Written request — Would you repeat the listing exactly but omit every picture?

## begin Listed records

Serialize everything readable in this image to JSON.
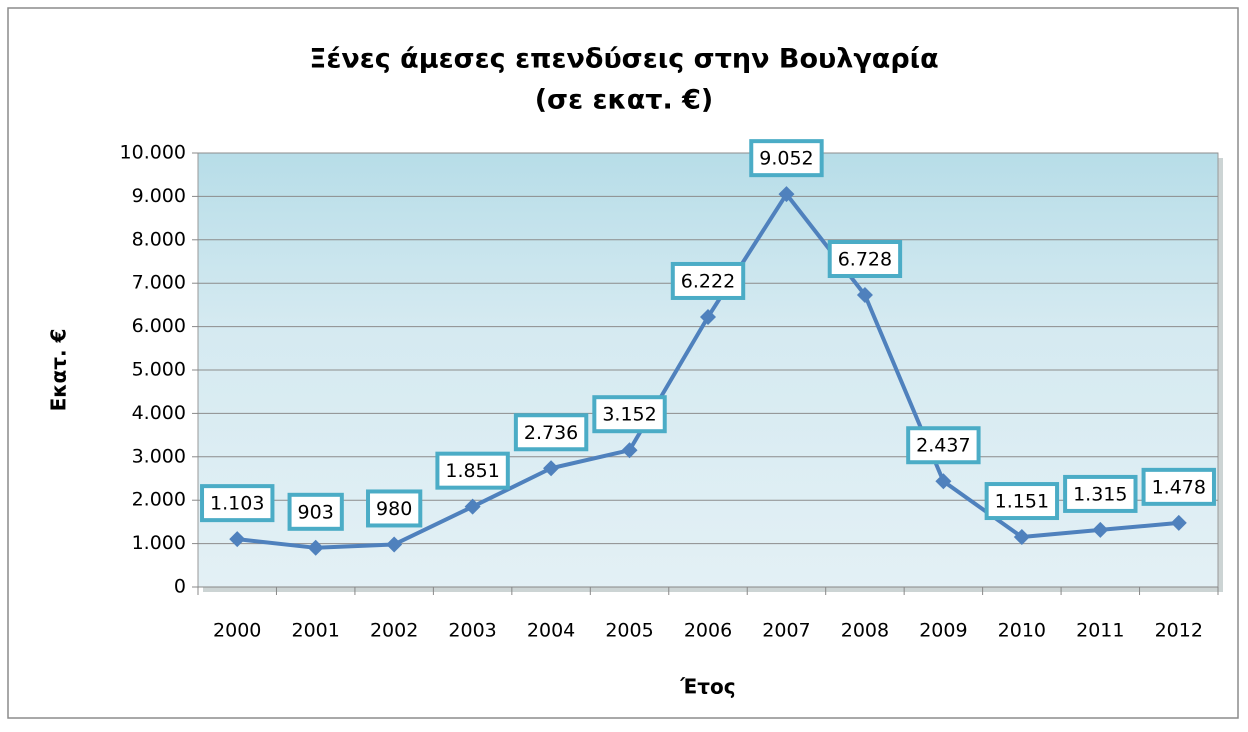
{
  "chart_data": {
    "type": "line",
    "title": "Ξένες άμεσες επενδύσεις στην Βουλγαρία",
    "subtitle": "(σε εκατ. €)",
    "x_label": "Έτος",
    "y_label": "Εκατ. €",
    "categories": [
      "2000",
      "2001",
      "2002",
      "2003",
      "2004",
      "2005",
      "2006",
      "2007",
      "2008",
      "2009",
      "2010",
      "2011",
      "2012"
    ],
    "values": [
      1103,
      903,
      980,
      1851,
      2736,
      3152,
      6222,
      9052,
      6728,
      2437,
      1151,
      1315,
      1478
    ],
    "value_labels": [
      "1.103",
      "903",
      "980",
      "1.851",
      "2.736",
      "3.152",
      "6.222",
      "9.052",
      "6.728",
      "2.437",
      "1.151",
      "1.315",
      "1.478"
    ],
    "color": "#4f81bd",
    "ylim": [
      0,
      10000
    ],
    "yticks": [
      0,
      {
        "value": 1000,
        "label": "1.000"
      },
      {
        "value": 2000,
        "label": "2.000"
      },
      {
        "value": 3000,
        "label": "3.000"
      },
      {
        "value": 4000,
        "label": "4.000"
      },
      {
        "value": 5000,
        "label": "5.000"
      },
      {
        "value": 6000,
        "label": "6.000"
      },
      {
        "value": 7000,
        "label": "7.000"
      },
      {
        "value": 8000,
        "label": "8.000"
      },
      {
        "value": 9000,
        "label": "9.000"
      },
      {
        "value": 10000,
        "label": "10.000"
      }
    ],
    "grid": true
  }
}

## end Listed records

Exercise response —
Serialize everything readable in this image to JSON.
{
  "chart_data": {
    "type": "line",
    "title": "Ξένες άμεσες επενδύσεις στην Βουλγαρία",
    "subtitle": "(σε εκατ. €)",
    "x_label": "Έτος",
    "y_label": "Εκατ. €",
    "categories": [
      "2000",
      "2001",
      "2002",
      "2003",
      "2004",
      "2005",
      "2006",
      "2007",
      "2008",
      "2009",
      "2010",
      "2011",
      "2012"
    ],
    "values": [
      1103,
      903,
      980,
      1851,
      2736,
      3152,
      6222,
      9052,
      6728,
      2437,
      1151,
      1315,
      1478
    ],
    "value_labels": [
      "1.103",
      "903",
      "980",
      "1.851",
      "2.736",
      "3.152",
      "6.222",
      "9.052",
      "6.728",
      "2.437",
      "1.151",
      "1.315",
      "1.478"
    ],
    "color": "#4f81bd",
    "ylim": [
      0,
      10000
    ],
    "yticks": [
      0,
      {
        "value": 1000,
        "label": "1.000"
      },
      {
        "value": 2000,
        "label": "2.000"
      },
      {
        "value": 3000,
        "label": "3.000"
      },
      {
        "value": 4000,
        "label": "4.000"
      },
      {
        "value": 5000,
        "label": "5.000"
      },
      {
        "value": 6000,
        "label": "6.000"
      },
      {
        "value": 7000,
        "label": "7.000"
      },
      {
        "value": 8000,
        "label": "8.000"
      },
      {
        "value": 9000,
        "label": "9.000"
      },
      {
        "value": 10000,
        "label": "10.000"
      }
    ],
    "grid": true
  }
}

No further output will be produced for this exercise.